Could you print all the entries exactly?

--- Start of Provided information ---

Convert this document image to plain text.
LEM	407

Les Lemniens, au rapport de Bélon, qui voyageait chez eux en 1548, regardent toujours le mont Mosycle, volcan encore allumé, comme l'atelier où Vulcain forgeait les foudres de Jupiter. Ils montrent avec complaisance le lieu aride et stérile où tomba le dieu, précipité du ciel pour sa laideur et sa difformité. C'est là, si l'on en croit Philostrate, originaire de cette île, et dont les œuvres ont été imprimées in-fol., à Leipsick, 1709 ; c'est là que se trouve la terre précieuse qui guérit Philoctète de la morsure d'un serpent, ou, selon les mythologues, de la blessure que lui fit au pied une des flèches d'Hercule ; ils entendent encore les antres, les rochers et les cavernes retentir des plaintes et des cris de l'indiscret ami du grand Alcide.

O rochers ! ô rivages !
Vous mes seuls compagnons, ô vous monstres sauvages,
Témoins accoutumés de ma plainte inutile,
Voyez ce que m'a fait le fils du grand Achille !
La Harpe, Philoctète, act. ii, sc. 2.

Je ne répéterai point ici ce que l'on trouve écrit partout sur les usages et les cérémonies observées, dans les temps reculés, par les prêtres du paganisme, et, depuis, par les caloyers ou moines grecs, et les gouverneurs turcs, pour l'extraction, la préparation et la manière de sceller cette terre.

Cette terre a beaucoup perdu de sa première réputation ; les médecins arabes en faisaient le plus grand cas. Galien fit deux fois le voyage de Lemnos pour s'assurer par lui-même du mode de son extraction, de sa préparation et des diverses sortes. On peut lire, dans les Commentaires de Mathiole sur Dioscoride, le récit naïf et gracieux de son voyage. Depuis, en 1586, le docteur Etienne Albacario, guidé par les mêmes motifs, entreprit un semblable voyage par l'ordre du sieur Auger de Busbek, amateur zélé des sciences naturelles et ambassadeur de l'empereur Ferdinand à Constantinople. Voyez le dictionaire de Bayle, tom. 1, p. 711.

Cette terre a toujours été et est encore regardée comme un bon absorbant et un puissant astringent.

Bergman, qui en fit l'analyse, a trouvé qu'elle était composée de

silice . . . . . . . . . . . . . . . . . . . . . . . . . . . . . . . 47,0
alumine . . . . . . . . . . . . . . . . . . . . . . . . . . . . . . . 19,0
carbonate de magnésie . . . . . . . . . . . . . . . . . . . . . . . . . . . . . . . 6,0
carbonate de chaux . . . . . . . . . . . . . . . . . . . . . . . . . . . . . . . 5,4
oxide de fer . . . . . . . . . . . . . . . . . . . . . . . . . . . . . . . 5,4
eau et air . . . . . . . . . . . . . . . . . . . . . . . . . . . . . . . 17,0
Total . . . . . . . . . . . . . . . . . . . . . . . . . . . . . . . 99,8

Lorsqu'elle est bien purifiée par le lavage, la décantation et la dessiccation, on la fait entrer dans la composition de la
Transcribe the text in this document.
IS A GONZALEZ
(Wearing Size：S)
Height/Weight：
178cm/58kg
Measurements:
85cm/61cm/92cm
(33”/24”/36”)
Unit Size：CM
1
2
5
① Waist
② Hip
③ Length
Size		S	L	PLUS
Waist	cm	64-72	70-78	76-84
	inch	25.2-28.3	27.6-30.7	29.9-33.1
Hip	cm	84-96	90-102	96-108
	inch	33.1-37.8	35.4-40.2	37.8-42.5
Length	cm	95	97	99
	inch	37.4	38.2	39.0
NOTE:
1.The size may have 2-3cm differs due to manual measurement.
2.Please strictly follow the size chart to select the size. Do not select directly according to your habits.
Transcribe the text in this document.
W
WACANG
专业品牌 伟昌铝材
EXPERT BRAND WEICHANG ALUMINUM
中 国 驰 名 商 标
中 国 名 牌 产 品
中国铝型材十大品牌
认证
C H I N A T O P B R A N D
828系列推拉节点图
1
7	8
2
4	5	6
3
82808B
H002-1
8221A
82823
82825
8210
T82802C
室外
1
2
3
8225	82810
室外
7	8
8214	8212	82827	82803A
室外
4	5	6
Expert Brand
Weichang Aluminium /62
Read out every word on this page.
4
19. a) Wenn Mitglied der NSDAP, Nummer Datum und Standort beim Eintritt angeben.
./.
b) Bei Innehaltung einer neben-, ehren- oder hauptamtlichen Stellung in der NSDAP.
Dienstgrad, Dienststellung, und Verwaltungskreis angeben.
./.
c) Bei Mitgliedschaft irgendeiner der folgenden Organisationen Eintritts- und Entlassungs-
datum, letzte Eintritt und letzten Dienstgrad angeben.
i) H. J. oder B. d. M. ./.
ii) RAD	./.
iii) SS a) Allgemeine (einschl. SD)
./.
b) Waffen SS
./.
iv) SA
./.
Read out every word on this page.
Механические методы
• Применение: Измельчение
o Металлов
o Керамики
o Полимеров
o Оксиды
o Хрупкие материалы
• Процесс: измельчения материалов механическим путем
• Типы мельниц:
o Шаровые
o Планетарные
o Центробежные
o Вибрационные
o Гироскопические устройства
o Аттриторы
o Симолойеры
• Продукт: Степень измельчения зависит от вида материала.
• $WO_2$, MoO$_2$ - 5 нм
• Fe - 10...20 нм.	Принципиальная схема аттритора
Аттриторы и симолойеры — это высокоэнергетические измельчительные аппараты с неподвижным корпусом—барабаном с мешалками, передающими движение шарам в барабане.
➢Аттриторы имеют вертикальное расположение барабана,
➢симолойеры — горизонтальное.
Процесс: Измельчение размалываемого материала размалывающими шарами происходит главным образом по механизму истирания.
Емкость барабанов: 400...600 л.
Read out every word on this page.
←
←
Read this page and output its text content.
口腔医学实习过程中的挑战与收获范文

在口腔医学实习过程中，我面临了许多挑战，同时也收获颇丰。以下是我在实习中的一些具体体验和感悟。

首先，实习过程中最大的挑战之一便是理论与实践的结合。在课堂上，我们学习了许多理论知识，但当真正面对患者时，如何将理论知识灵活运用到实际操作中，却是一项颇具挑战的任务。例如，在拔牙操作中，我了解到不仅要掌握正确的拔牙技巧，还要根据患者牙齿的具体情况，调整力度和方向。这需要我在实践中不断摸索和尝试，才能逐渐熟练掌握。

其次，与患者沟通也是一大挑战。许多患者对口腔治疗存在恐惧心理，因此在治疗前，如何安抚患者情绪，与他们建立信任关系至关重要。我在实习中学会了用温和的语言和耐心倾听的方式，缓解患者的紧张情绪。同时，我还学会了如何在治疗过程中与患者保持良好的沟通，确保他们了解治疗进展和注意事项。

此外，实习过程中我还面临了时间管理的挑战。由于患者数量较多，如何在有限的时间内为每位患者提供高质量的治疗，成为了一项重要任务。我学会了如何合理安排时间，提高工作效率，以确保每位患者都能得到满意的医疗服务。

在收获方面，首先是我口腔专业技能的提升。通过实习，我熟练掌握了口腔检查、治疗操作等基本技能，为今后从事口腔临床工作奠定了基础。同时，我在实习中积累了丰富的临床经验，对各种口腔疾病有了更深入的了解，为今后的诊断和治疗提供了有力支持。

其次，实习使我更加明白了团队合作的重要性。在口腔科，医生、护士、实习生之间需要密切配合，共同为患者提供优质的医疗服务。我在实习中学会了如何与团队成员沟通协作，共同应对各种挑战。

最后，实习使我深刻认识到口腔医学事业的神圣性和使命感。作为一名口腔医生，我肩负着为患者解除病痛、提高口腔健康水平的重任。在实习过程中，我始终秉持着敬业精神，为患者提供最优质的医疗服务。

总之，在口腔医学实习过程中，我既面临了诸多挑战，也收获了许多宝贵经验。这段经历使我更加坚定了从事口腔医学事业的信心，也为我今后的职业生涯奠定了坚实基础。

--- End of Provided information ---

• [Finished task]
Convert this document image to plain text.
LEM	407

Les Lemniens, au rapport de Bélon, qui voyageait chez eux en 1548, regardent toujours le mont Mosycle, volcan encore allumé, comme l'atelier où Vulcain forgeait les foudres de Jupiter. Ils montrent avec complaisance le lieu aride et stérile où tomba le dieu, précipité du ciel pour sa laideur et sa difformité. C'est là, si l'on en croit Philostrate, originaire de cette île, et dont les œuvres ont été imprimées in-fol., à Leipsick, 1709 ; c'est là que se trouve la terre précieuse qui guérit Philoctète de la morsure d'un serpent, ou, selon les mythologues, de la blessure que lui fit au pied une des flèches d'Hercule ; ils entendent encore les antres, les rochers et les cavernes retentir des plaintes et des cris de l'indiscret ami du grand Alcide.

O rochers ! ô rivages !
Vous mes seuls compagnons, ô vous monstres sauvages,
Témoins accoutumés de ma plainte inutile,
Voyez ce que m'a fait le fils du grand Achille !
La Harpe, Philoctète, act. ii, sc. 2.

Je ne répéterai point ici ce que l'on trouve écrit partout sur les usages et les cérémonies observées, dans les temps reculés, par les prêtres du paganisme, et, depuis, par les caloyers ou moines grecs, et les gouverneurs turcs, pour l'extraction, la préparation et la manière de sceller cette terre.

Cette terre a beaucoup perdu de sa première réputation ; les médecins arabes en faisaient le plus grand cas. Galien fit deux fois le voyage de Lemnos pour s'assurer par lui-même du mode de son extraction, de sa préparation et des diverses sortes. On peut lire, dans les Commentaires de Mathiole sur Dioscoride, le récit naïf et gracieux de son voyage. Depuis, en 1586, le docteur Etienne Albacario, guidé par les mêmes motifs, entreprit un semblable voyage par l'ordre du sieur Auger de Busbek, amateur zélé des sciences naturelles et ambassadeur de l'empereur Ferdinand à Constantinople. Voyez le dictionaire de Bayle, tom. 1, p. 711.

Cette terre a toujours été et est encore regardée comme un bon absorbant et un puissant astringent.

Bergman, qui en fit l'analyse, a trouvé qu'elle était composée de

silice . . . . . . . . . . . . . . . . . . . . . . . . . . . . . . . 47,0
alumine . . . . . . . . . . . . . . . . . . . . . . . . . . . . . . . 19,0
carbonate de magnésie . . . . . . . . . . . . . . . . . . . . . . . . . . . . . . . 6,0
carbonate de chaux . . . . . . . . . . . . . . . . . . . . . . . . . . . . . . . 5,4
oxide de fer . . . . . . . . . . . . . . . . . . . . . . . . . . . . . . . 5,4
eau et air . . . . . . . . . . . . . . . . . . . . . . . . . . . . . . . 17,0
Total . . . . . . . . . . . . . . . . . . . . . . . . . . . . . . . 99,8

Lorsqu'elle est bien purifiée par le lavage, la décantation et la dessiccation, on la fait entrer dans la composition de la
Transcribe the text in this document.
IS A GONZALEZ
(Wearing Size：S)
Height/Weight：
178cm/58kg
Measurements:
85cm/61cm/92cm
(33”/24”/36”)
Unit Size：CM
1
2
5
① Waist
② Hip
③ Length
Size		S	L	PLUS
Waist	cm	64-72	70-78	76-84
	inch	25.2-28.3	27.6-30.7	29.9-33.1
Hip	cm	84-96	90-102	96-108
	inch	33.1-37.8	35.4-40.2	37.8-42.5
Length	cm	95	97	99
	inch	37.4	38.2	39.0
NOTE:
1.The size may have 2-3cm differs due to manual measurement.
2.Please strictly follow the size chart to select the size. Do not select directly according to your habits.
Transcribe the text in this document.
W
WACANG
专业品牌 伟昌铝材
EXPERT BRAND WEICHANG ALUMINUM
中 国 驰 名 商 标
中 国 名 牌 产 品
中国铝型材十大品牌
认证
C H I N A T O P B R A N D
828系列推拉节点图
1
7	8
2
4	5	6
3
82808B
H002-1
8221A
82823
82825
8210
T82802C
室外
1
2
3
8225	82810
室外
7	8
8214	8212	82827	82803A
室外
4	5	6
Expert Brand
Weichang Aluminium /62
Read out every word on this page.
4
19. a) Wenn Mitglied der NSDAP, Nummer Datum und Standort beim Eintritt angeben.
./.
b) Bei Innehaltung einer neben-, ehren- oder hauptamtlichen Stellung in der NSDAP.
Dienstgrad, Dienststellung, und Verwaltungskreis angeben.
./.
c) Bei Mitgliedschaft irgendeiner der folgenden Organisationen Eintritts- und Entlassungs-
datum, letzte Eintritt und letzten Dienstgrad angeben.
i) H. J. oder B. d. M. ./.
ii) RAD	./.
iii) SS a) Allgemeine (einschl. SD)
./.
b) Waffen SS
./.
iv) SA
./.
Read out every word on this page.
Механические методы
• Применение: Измельчение
o Металлов
o Керамики
o Полимеров
o Оксиды
o Хрупкие материалы
• Процесс: измельчения материалов механическим путем
• Типы мельниц:
o Шаровые
o Планетарные
o Центробежные
o Вибрационные
o Гироскопические устройства
o Аттриторы
o Симолойеры
• Продукт: Степень измельчения зависит от вида материала.
• $WO_2$, MoO$_2$ - 5 нм
• Fe - 10...20 нм.	Принципиальная схема аттритора
Аттриторы и симолойеры — это высокоэнергетические измельчительные аппараты с неподвижным корпусом—барабаном с мешалками, передающими движение шарам в барабане.
➢Аттриторы имеют вертикальное расположение барабана,
➢симолойеры — горизонтальное.
Процесс: Измельчение размалываемого материала размалывающими шарами происходит главным образом по механизму истирания.
Емкость барабанов: 400...600 л.
Read out every word on this page.
←
←
Read this page and output its text content.
口腔医学实习过程中的挑战与收获范文

在口腔医学实习过程中，我面临了许多挑战，同时也收获颇丰。以下是我在实习中的一些具体体验和感悟。

首先，实习过程中最大的挑战之一便是理论与实践的结合。在课堂上，我们学习了许多理论知识，但当真正面对患者时，如何将理论知识灵活运用到实际操作中，却是一项颇具挑战的任务。例如，在拔牙操作中，我了解到不仅要掌握正确的拔牙技巧，还要根据患者牙齿的具体情况，调整力度和方向。这需要我在实践中不断摸索和尝试，才能逐渐熟练掌握。

其次，与患者沟通也是一大挑战。许多患者对口腔治疗存在恐惧心理，因此在治疗前，如何安抚患者情绪，与他们建立信任关系至关重要。我在实习中学会了用温和的语言和耐心倾听的方式，缓解患者的紧张情绪。同时，我还学会了如何在治疗过程中与患者保持良好的沟通，确保他们了解治疗进展和注意事项。

此外，实习过程中我还面临了时间管理的挑战。由于患者数量较多，如何在有限的时间内为每位患者提供高质量的治疗，成为了一项重要任务。我学会了如何合理安排时间，提高工作效率，以确保每位患者都能得到满意的医疗服务。

在收获方面，首先是我口腔专业技能的提升。通过实习，我熟练掌握了口腔检查、治疗操作等基本技能，为今后从事口腔临床工作奠定了基础。同时，我在实习中积累了丰富的临床经验，对各种口腔疾病有了更深入的了解，为今后的诊断和治疗提供了有力支持。

其次，实习使我更加明白了团队合作的重要性。在口腔科，医生、护士、实习生之间需要密切配合，共同为患者提供优质的医疗服务。我在实习中学会了如何与团队成员沟通协作，共同应对各种挑战。

最后，实习使我深刻认识到口腔医学事业的神圣性和使命感。作为一名口腔医生，我肩负着为患者解除病痛、提高口腔健康水平的重任。在实习过程中，我始终秉持着敬业精神，为患者提供最优质的医疗服务。

总之，在口腔医学实习过程中，我既面临了诸多挑战，也收获了许多宝贵经验。这段经历使我更加坚定了从事口腔医学事业的信心，也为我今后的职业生涯奠定了坚实基础。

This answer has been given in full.